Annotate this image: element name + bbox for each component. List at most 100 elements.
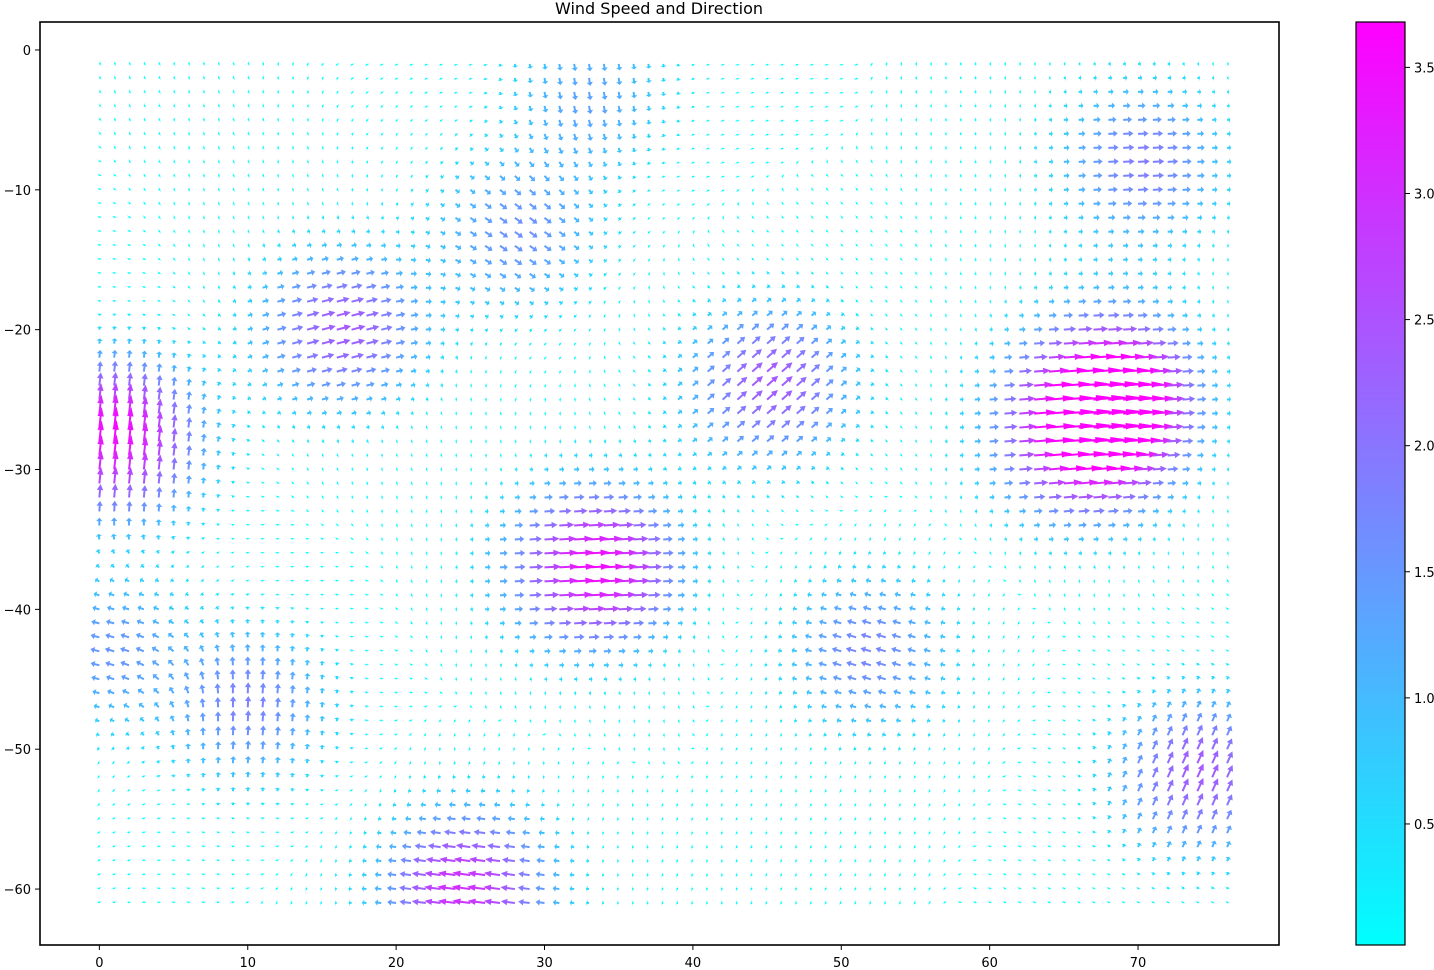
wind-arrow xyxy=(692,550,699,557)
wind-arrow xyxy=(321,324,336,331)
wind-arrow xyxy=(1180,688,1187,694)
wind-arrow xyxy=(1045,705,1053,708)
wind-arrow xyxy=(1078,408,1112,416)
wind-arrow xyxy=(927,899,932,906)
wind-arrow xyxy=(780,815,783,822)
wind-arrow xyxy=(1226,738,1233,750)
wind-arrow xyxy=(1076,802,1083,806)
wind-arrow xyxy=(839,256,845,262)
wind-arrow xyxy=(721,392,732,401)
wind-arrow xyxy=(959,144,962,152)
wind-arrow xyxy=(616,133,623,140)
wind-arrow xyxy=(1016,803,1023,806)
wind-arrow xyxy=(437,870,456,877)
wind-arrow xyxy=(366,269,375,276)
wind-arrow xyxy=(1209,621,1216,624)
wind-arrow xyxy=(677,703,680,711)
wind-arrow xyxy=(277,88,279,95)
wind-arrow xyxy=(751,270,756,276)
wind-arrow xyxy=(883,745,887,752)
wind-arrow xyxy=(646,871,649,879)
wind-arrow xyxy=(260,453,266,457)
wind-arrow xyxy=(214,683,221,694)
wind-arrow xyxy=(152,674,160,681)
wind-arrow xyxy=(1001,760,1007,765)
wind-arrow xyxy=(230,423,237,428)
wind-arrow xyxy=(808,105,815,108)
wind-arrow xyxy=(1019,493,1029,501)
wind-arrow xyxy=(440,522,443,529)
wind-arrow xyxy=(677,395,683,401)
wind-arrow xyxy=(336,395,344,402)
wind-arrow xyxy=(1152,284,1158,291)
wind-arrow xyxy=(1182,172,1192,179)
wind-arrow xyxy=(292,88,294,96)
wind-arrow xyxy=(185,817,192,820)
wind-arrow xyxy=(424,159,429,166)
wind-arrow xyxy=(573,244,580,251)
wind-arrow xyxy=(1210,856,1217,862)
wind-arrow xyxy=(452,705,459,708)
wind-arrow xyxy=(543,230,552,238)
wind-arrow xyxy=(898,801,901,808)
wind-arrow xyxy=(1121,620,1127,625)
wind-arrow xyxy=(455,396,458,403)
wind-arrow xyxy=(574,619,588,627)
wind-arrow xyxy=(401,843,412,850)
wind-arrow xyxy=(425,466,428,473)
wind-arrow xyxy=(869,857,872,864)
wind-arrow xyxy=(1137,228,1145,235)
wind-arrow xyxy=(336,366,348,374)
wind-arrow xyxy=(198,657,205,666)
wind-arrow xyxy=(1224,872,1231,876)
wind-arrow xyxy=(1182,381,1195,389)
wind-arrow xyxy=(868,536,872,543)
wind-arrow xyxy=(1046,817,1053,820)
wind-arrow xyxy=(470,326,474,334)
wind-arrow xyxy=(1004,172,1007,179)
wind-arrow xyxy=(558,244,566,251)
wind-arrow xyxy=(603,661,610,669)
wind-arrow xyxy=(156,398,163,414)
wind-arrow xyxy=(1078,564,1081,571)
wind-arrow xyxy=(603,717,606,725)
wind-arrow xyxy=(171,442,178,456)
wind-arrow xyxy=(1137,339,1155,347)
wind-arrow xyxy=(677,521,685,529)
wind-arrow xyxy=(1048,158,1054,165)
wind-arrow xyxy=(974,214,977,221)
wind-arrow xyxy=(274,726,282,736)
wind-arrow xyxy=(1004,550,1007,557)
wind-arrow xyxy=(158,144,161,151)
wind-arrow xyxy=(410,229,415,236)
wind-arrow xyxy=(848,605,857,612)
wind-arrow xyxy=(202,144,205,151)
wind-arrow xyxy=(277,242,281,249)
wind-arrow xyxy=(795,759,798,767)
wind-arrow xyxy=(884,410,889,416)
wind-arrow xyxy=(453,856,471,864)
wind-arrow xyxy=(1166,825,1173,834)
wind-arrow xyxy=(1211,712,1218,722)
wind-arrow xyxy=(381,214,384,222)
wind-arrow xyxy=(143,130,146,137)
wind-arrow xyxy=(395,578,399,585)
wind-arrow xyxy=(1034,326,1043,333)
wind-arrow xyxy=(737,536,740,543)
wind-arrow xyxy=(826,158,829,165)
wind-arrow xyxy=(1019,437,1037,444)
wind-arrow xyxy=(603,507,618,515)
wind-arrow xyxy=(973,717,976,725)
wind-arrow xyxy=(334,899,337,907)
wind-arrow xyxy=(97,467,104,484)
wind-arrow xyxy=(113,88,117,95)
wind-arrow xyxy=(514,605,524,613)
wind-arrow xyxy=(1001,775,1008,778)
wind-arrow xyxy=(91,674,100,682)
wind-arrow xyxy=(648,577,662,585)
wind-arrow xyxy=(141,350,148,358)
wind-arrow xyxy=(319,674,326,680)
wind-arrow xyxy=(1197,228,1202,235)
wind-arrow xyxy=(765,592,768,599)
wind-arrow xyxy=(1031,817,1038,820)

※ ※ ※

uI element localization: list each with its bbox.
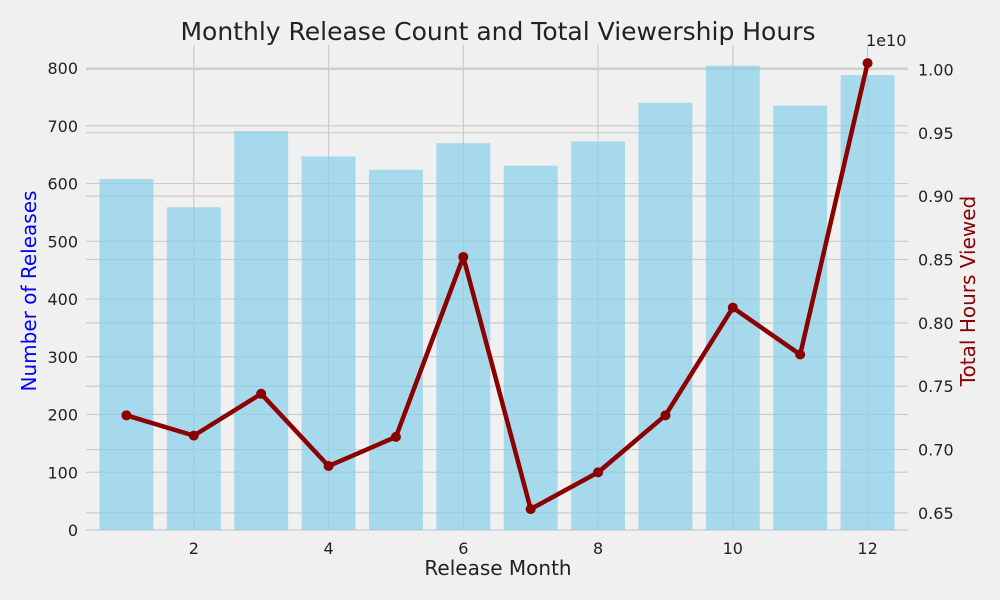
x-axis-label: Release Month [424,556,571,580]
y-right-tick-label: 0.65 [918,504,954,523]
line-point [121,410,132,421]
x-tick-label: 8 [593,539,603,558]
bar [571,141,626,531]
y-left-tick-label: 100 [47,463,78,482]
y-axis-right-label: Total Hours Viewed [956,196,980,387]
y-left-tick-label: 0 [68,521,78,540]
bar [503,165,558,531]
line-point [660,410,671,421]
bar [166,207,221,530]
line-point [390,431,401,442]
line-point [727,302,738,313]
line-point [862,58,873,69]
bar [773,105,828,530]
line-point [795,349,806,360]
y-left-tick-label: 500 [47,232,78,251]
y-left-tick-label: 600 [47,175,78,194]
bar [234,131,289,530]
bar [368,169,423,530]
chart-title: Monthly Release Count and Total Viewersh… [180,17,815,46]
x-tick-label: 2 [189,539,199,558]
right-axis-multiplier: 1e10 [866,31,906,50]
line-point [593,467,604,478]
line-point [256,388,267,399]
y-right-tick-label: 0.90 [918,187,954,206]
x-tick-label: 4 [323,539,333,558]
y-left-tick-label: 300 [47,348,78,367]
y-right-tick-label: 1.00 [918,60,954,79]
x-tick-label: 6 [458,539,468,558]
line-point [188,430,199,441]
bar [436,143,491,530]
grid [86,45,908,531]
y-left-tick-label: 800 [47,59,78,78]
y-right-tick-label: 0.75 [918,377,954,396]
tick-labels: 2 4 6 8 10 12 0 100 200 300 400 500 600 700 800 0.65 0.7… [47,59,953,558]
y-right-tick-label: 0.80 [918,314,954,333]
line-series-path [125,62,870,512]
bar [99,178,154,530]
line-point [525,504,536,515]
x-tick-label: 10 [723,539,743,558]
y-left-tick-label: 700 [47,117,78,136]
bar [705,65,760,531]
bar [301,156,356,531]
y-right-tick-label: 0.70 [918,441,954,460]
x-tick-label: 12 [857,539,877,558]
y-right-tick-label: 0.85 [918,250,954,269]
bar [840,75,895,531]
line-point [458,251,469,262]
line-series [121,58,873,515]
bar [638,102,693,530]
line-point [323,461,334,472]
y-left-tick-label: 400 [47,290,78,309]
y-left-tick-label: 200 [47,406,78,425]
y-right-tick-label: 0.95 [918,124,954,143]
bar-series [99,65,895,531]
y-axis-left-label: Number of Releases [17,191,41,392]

※ ※ ※

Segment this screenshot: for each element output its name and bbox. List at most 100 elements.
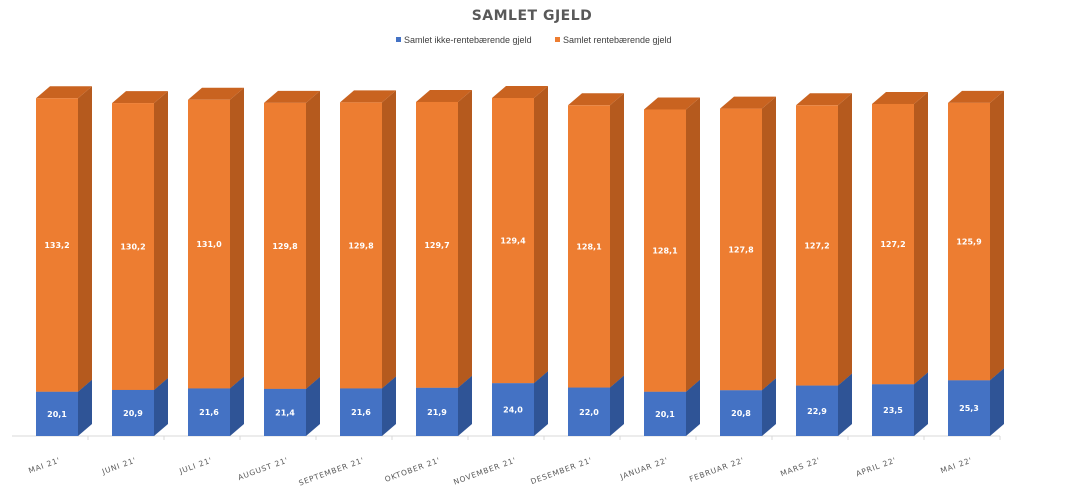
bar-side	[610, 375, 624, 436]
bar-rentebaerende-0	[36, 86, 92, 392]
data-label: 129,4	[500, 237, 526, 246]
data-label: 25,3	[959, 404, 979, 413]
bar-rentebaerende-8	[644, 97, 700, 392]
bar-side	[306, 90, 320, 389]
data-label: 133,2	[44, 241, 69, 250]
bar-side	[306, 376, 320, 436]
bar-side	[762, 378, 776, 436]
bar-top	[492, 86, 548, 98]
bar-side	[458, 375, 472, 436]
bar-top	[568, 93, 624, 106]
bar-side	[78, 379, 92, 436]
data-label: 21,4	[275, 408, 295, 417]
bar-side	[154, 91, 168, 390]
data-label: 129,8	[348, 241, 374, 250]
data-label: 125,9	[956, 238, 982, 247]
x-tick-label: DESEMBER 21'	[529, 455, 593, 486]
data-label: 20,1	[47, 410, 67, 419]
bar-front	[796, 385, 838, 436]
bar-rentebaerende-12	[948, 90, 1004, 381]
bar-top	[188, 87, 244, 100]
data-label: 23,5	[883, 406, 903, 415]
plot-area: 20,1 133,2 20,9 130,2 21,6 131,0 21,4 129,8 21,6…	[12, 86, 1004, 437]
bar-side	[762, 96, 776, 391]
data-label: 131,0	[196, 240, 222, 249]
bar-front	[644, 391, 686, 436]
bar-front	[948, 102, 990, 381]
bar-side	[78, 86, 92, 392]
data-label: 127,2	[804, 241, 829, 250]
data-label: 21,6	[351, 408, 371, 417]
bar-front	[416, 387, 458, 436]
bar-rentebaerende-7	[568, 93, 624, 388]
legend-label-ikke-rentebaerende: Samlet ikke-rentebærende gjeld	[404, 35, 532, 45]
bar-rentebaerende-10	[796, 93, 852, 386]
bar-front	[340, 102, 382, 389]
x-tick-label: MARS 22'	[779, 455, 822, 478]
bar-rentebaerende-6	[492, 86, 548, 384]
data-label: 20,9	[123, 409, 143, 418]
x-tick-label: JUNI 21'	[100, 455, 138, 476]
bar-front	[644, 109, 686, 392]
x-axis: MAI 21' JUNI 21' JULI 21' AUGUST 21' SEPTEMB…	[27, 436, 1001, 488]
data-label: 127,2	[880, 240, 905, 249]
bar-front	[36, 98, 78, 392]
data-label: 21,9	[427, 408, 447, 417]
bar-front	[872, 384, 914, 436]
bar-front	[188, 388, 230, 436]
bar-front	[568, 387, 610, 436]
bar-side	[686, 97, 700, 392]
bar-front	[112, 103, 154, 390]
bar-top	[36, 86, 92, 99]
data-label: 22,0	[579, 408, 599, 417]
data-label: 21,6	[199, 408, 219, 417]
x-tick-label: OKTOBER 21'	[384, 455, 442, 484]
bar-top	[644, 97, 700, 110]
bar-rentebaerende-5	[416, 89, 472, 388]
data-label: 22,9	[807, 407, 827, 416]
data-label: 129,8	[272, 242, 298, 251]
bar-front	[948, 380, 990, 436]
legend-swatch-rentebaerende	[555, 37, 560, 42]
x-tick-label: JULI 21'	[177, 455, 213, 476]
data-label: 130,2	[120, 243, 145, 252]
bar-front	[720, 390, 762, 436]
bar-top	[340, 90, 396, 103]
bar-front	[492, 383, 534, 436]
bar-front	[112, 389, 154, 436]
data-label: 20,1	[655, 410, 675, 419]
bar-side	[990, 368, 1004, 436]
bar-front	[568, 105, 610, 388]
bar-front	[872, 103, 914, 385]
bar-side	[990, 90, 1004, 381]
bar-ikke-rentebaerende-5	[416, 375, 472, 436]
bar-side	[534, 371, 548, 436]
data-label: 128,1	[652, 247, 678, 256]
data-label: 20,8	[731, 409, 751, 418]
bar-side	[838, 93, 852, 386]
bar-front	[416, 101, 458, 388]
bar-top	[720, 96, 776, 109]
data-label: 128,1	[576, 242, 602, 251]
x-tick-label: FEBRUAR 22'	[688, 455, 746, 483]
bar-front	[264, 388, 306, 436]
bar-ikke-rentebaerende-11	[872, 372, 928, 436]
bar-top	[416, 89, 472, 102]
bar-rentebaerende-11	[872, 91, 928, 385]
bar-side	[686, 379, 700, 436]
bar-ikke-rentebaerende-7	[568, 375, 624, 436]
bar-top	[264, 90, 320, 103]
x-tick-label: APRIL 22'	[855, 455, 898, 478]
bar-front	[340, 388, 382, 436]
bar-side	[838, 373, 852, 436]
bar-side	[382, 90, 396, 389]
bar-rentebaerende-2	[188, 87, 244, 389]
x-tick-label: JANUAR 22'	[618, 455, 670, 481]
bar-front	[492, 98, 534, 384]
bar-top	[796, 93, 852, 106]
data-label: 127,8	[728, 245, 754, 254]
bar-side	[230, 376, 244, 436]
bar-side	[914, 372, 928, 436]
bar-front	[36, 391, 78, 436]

※ ※ ※

▸ Direction
Copy the entries between the lines holding "wind-arrow xyxy=(692,550,699,557)" and "wind-arrow xyxy=(152,674,160,681)", inclusive, with every character unchanged.

▸ Solution to this problem
wind-arrow xyxy=(692,550,699,557)
wind-arrow xyxy=(321,324,336,331)
wind-arrow xyxy=(1180,688,1187,694)
wind-arrow xyxy=(1045,705,1053,708)
wind-arrow xyxy=(1078,408,1112,416)
wind-arrow xyxy=(927,899,932,906)
wind-arrow xyxy=(780,815,783,822)
wind-arrow xyxy=(1226,738,1233,750)
wind-arrow xyxy=(1076,802,1083,806)
wind-arrow xyxy=(839,256,845,262)
wind-arrow xyxy=(721,392,732,401)
wind-arrow xyxy=(959,144,962,152)
wind-arrow xyxy=(616,133,623,140)
wind-arrow xyxy=(1016,803,1023,806)
wind-arrow xyxy=(437,870,456,877)
wind-arrow xyxy=(366,269,375,276)
wind-arrow xyxy=(1209,621,1216,624)
wind-arrow xyxy=(677,703,680,711)
wind-arrow xyxy=(277,88,279,95)
wind-arrow xyxy=(751,270,756,276)
wind-arrow xyxy=(883,745,887,752)
wind-arrow xyxy=(646,871,649,879)
wind-arrow xyxy=(260,453,266,457)
wind-arrow xyxy=(214,683,221,694)
wind-arrow xyxy=(152,674,160,681)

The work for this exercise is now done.